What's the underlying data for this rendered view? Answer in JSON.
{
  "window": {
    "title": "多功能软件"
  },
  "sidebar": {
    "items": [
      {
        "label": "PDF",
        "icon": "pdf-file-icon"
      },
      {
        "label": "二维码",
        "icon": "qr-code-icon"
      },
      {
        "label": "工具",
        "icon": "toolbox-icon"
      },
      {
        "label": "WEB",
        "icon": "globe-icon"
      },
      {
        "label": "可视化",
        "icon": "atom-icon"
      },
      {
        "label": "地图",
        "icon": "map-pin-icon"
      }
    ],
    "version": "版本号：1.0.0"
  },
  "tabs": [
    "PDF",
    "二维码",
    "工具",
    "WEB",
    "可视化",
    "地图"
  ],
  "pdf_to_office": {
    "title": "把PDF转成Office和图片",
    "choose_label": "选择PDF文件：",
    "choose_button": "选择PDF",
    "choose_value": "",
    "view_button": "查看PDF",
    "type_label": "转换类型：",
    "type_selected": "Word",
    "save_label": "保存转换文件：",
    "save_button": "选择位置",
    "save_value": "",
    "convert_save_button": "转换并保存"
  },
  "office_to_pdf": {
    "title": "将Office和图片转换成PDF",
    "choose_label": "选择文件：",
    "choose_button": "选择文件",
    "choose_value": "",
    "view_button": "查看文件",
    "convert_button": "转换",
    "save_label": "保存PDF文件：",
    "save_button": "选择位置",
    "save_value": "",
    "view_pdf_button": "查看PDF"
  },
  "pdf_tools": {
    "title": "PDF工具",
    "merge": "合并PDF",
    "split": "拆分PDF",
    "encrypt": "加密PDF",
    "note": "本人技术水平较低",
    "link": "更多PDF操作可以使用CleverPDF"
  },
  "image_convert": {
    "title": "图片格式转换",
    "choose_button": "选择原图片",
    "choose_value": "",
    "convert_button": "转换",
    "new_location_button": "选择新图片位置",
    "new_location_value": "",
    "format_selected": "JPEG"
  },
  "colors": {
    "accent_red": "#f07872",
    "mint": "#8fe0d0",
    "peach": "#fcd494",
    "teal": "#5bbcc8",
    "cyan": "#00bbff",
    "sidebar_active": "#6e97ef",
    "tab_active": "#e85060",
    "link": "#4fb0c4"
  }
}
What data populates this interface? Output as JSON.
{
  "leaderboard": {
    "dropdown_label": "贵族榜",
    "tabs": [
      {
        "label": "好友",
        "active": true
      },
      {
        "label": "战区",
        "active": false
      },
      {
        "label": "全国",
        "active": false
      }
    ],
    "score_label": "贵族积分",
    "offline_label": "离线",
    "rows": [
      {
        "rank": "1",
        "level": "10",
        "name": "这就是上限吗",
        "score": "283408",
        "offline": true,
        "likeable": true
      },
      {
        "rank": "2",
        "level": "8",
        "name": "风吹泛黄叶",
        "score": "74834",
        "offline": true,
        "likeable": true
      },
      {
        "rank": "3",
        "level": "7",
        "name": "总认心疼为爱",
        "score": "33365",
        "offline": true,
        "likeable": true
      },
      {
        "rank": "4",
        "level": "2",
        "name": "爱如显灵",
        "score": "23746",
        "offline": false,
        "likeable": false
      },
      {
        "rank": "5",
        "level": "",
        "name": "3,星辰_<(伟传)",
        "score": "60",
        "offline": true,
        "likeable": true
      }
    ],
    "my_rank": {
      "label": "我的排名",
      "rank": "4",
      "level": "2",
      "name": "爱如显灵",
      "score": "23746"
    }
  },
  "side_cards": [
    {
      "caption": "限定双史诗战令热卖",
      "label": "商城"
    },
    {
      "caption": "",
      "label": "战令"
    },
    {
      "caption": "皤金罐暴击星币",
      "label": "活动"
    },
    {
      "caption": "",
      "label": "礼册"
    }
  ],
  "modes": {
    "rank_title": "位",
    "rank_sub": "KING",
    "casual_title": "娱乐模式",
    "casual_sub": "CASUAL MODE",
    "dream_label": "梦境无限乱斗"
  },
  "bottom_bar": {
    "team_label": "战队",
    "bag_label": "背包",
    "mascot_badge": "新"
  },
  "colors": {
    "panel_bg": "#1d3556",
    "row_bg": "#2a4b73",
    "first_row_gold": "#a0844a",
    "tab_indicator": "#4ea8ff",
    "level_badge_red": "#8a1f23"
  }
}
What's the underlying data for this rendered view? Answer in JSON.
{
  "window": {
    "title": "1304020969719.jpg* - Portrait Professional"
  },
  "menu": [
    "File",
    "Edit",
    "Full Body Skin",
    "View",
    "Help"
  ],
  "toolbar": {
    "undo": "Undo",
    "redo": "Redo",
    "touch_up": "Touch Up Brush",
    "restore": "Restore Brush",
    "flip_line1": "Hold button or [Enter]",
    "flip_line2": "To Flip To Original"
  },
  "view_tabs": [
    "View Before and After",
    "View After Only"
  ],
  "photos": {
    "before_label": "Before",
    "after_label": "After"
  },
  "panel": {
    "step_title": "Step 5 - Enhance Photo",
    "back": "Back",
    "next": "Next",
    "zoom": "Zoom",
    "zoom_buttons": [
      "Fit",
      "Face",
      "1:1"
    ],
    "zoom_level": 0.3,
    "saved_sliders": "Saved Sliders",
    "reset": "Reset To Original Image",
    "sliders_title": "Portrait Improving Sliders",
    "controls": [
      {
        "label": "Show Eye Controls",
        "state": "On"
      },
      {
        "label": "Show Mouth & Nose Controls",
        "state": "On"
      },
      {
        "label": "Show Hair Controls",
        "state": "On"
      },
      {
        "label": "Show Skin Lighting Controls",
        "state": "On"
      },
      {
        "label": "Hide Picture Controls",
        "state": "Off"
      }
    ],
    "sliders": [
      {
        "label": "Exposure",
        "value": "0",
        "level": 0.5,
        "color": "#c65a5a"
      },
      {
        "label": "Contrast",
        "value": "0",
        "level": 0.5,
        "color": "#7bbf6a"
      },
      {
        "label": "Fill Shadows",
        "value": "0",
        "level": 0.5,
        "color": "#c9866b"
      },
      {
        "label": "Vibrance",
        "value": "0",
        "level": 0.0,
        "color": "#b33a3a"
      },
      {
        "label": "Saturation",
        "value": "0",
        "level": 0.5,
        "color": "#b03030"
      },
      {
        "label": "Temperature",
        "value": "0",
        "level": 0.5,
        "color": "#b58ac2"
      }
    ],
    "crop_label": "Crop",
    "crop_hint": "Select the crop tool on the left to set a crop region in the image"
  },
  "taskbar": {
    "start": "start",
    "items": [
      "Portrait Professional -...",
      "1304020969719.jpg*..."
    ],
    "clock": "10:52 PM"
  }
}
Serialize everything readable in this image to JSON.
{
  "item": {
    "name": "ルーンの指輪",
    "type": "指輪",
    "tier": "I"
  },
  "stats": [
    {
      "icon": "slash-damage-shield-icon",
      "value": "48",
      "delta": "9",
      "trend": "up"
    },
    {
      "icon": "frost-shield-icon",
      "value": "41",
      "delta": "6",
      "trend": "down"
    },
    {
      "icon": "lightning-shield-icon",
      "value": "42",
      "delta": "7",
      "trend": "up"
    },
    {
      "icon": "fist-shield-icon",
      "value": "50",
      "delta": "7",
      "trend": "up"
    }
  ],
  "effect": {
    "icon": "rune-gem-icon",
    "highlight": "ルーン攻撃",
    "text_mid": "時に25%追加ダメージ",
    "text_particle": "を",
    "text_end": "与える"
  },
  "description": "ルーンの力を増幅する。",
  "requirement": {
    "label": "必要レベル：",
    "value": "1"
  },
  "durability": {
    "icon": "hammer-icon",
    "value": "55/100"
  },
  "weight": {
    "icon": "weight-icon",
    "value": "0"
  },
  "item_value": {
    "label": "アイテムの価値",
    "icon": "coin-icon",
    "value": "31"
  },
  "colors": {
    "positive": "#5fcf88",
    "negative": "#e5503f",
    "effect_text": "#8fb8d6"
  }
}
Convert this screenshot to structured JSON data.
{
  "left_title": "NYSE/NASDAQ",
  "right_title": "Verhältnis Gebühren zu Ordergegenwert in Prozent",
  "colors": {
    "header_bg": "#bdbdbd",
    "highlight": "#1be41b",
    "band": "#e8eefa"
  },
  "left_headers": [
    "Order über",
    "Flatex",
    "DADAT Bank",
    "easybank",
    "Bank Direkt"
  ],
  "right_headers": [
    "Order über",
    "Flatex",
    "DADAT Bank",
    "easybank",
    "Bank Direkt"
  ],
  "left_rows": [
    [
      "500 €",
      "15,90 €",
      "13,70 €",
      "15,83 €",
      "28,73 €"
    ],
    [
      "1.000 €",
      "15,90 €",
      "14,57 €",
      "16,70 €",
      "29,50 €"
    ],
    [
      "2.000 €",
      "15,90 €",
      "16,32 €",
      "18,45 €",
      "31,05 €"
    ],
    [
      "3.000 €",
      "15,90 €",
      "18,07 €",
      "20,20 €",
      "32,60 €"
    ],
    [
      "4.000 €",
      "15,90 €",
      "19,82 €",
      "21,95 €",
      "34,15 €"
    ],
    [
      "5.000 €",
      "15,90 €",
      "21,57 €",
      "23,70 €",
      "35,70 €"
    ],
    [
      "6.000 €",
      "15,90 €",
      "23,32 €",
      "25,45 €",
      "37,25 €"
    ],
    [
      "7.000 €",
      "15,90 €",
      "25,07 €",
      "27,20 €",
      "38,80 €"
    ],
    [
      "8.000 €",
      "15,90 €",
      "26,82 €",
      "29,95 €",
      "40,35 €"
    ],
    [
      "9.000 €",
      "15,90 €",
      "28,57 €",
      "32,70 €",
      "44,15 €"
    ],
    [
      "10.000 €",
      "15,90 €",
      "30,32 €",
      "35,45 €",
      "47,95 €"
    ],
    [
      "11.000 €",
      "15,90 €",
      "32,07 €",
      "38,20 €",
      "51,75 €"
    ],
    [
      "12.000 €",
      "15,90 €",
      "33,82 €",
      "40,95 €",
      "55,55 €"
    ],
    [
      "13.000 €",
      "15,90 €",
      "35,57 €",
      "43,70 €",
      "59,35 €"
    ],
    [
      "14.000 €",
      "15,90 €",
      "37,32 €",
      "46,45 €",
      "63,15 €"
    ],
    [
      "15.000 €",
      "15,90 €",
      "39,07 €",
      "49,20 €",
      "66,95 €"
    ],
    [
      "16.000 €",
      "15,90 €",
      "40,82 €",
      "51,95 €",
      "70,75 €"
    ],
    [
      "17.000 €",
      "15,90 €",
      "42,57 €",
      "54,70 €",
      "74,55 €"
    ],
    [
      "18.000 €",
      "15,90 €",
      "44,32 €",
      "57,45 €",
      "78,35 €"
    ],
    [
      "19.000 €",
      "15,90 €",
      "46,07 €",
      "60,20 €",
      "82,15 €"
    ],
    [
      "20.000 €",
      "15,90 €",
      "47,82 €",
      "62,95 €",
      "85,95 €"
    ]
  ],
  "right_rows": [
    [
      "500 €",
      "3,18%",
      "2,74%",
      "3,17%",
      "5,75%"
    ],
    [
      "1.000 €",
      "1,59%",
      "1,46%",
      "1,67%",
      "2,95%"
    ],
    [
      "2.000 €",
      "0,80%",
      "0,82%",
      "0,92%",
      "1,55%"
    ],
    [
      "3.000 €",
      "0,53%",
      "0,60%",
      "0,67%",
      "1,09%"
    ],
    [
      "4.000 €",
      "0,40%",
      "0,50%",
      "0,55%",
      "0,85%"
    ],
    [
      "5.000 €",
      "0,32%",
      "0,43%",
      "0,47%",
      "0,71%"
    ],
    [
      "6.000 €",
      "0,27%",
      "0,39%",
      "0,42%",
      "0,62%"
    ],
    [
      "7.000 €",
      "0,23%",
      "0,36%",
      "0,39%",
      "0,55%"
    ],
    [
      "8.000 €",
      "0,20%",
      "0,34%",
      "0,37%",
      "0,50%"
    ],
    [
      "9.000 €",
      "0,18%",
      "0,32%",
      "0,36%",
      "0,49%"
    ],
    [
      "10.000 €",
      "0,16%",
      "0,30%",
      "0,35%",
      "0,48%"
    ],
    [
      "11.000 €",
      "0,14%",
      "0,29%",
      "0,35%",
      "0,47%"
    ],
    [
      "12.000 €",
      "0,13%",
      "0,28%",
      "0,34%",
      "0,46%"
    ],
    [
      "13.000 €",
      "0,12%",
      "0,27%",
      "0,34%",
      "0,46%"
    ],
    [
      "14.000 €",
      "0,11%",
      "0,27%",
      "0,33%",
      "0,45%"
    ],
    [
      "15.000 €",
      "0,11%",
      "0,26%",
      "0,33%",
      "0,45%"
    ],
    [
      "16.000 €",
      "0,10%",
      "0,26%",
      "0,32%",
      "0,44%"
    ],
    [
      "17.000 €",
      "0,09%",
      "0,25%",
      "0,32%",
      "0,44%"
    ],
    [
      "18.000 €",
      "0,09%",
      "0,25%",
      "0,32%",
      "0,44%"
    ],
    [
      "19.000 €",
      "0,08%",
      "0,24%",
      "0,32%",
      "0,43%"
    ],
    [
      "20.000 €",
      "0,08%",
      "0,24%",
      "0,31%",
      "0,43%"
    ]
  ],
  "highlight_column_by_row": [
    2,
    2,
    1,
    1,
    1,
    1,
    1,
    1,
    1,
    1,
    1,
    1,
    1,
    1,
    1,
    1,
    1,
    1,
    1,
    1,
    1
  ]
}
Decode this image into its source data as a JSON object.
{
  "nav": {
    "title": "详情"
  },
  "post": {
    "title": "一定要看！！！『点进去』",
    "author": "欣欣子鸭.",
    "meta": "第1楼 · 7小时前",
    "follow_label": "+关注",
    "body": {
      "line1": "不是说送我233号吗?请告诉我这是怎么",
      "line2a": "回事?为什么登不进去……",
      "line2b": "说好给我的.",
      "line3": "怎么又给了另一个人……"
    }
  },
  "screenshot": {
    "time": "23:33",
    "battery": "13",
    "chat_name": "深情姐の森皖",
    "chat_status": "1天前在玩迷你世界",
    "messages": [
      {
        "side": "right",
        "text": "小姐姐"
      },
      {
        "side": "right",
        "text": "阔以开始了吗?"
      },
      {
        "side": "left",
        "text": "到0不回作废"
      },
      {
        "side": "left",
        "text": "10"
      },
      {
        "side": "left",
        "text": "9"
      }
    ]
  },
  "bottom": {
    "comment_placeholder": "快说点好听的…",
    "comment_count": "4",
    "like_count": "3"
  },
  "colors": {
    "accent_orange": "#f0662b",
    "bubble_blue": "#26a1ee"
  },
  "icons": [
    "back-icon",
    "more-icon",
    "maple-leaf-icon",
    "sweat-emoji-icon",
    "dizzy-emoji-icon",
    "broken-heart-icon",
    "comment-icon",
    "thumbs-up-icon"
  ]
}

•••

WRITTEN EXERCISE
Identify each line holding the string "Professional", and copy it out.

EXERCISE SOLUTION
    "title": "1304020969719.jpg* - Portrait Professional"
      "Portrait Professional -...",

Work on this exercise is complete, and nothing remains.